§ **TAREAS REQUERIDAS**:
A: Resume en dos oraciones el texto sobre la agricultura ecológica y las protestas del campo en Francia.
B: Prolonga el texto sobre la agricultura ecológica y las protestas del campo en Francia a partir de su última oración.

§ **TEXTO PROPORCIONADO**:
-----

Las concesiones hechas a los dos principales sindicatos
agropecuarios han dejado la agricultura ecológica como la gran sacrificada
Según Catallo,
“el hecho de que la PAC continúe repartiéndose en función de las hectáreas
impone la lógica del productivismo, pero no se puede efectuar una transición
agroecológica produciendo el máximo posible. No se dice a los campesinos que ya
no estamos en la década de los setenta y que el desafío ahora es una
alimentación más sana y que respete el medioambiente”. Unos objetivos que, de
momento, se encuentran lejos de la realidad. El sector primario emite el 20% de
las emisiones de CO2 en Francia, mientras que España tiene el triste privilegio
de encabezar el podio de los países que utilizan más pesticidas en el Viejo
Continente.
Antes neoliberal que verde
A pesar de que
el actual malestar del campo refleja las incoherencias del neoliberalismo verde
y la dificultad de llevar a cabo una transición ecológica si persiste el
problema de la baja remuneración de los campesinos, la primera reacción de la
clase dirigente ante estas protestas del campo ha resultado previsible: si
deben elegir entre lo neoliberal y lo verde, se quedan con lo primero.
“Vamos a hacer
que rimen el clima con el crecimiento”, aseguró la semana pasada el primer
ministro francés, Gabriel Attal, durante su discurso de política general. Pese
a su juventud —con 34 años es el responsable del Gobierno más joven en la
historia de la Quinta República—, Attal ha aportado una respuesta a la rabia
del campo que supone un viaje al pasado. Las concesiones hechas a los dos
principales sindicatos agropecuarios —defensores incondicionales de la agricultura
industrial a diferencia de otras organizaciones, como la Confédération
Paysanne, que continúan con las protestas— han dejado la agricultura ecológica
como la gran sacrificada.

-----

§ **REGISTROS SIN PROCESAR**:
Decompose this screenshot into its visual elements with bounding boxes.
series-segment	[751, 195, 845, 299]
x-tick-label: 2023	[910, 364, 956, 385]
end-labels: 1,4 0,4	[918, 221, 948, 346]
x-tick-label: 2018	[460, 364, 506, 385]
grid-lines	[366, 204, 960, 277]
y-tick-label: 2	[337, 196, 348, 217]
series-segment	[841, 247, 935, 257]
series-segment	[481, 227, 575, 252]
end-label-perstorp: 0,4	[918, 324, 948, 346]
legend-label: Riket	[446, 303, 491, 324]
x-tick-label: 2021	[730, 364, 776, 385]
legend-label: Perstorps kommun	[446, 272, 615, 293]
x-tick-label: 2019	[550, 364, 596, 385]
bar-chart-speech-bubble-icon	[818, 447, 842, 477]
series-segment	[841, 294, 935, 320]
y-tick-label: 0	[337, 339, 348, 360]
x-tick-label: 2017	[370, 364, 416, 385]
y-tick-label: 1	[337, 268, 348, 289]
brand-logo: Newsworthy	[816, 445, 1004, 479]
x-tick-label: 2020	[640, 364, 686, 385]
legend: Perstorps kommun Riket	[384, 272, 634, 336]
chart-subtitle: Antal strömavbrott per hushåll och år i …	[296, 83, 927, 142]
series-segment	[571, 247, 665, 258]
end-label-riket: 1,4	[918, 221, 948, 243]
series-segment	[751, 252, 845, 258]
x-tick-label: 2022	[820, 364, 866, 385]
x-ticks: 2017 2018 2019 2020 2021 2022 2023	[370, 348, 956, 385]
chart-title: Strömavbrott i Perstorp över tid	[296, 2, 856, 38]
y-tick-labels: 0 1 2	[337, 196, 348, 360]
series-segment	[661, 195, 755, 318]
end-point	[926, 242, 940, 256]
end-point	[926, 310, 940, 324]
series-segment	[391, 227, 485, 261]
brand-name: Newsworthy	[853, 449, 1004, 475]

-----

§ **RESULTADOS**:
A: Según Catallo, repartir la PAC en función de las hectáreas impone la lógica del productivismo e impide una transición agroecológica, objetivo que de momento está lejos de la realidad. Ante las protestas del campo, la clase dirigente ha preferido lo neoliberal a lo verde, y las concesiones del primer ministro francés, Gabriel Attal, a los dos principales sindicatos agropecuarios han dejado la agricultura ecológica como la gran sacrificada.

B:
El marco discursivo anhelado por la ultraderecha, el campo contra la
ecología, no solo ha sido aceptado por una parte de los sindicatos agrícolas,
sino también por los partidos y medios mainstream
Primero, el
Gobierno de Emmanuel Macron y Attal renunció a una supresión progresiva de la
subvención fiscal del diésel rural. Luego, suspendió la aplicación de un plan
para reducir el uso de pesticidas, impulsado en 2008 por el conservador Nicolas
Sarkozy y que había dado muy pocos resultados hasta ahora. También consiguió
que la Comisión Europea derogara el 4% de tierras en barbecho como uno de los
pocos criterios medioambientales en la repartición de la PAC. Con menos
concesiones que en Francia, el Ejecutivo alemán de Olaf Scholz también ha
cedido a las reivindicaciones productivistas de los principales sindicatos
agrícolas. En Alemania, la subvención del combustible rural no se aplicará este
año, sino de manera progresiva.
“El gran
problema es el Green Deal (Pacto Verde de la UE) y su visión claramente basada
en el decrecimiento, ya que esto hará que bajemos nuestra producción en un
momento en que las importaciones no paran de aumentar”, afirmó a finales de
enero el presidente de la FNSEA —principal organización agrícola en Francia—,
Arnaud Rousseau, conocido por poseer más de 700 hectáreas y cuyos intereses se
encuentran a las antípodas de los pequeños y medianos campesinos. El marco
discursivo anhelado por la ultraderecha, el campo contra la ecología, no solo
ha sido aceptado por una parte de los sindicatos agrícolas, sino también por
los partidos y medios mainstream.
El rechazo a Mercosur, ¿una posición electoralista?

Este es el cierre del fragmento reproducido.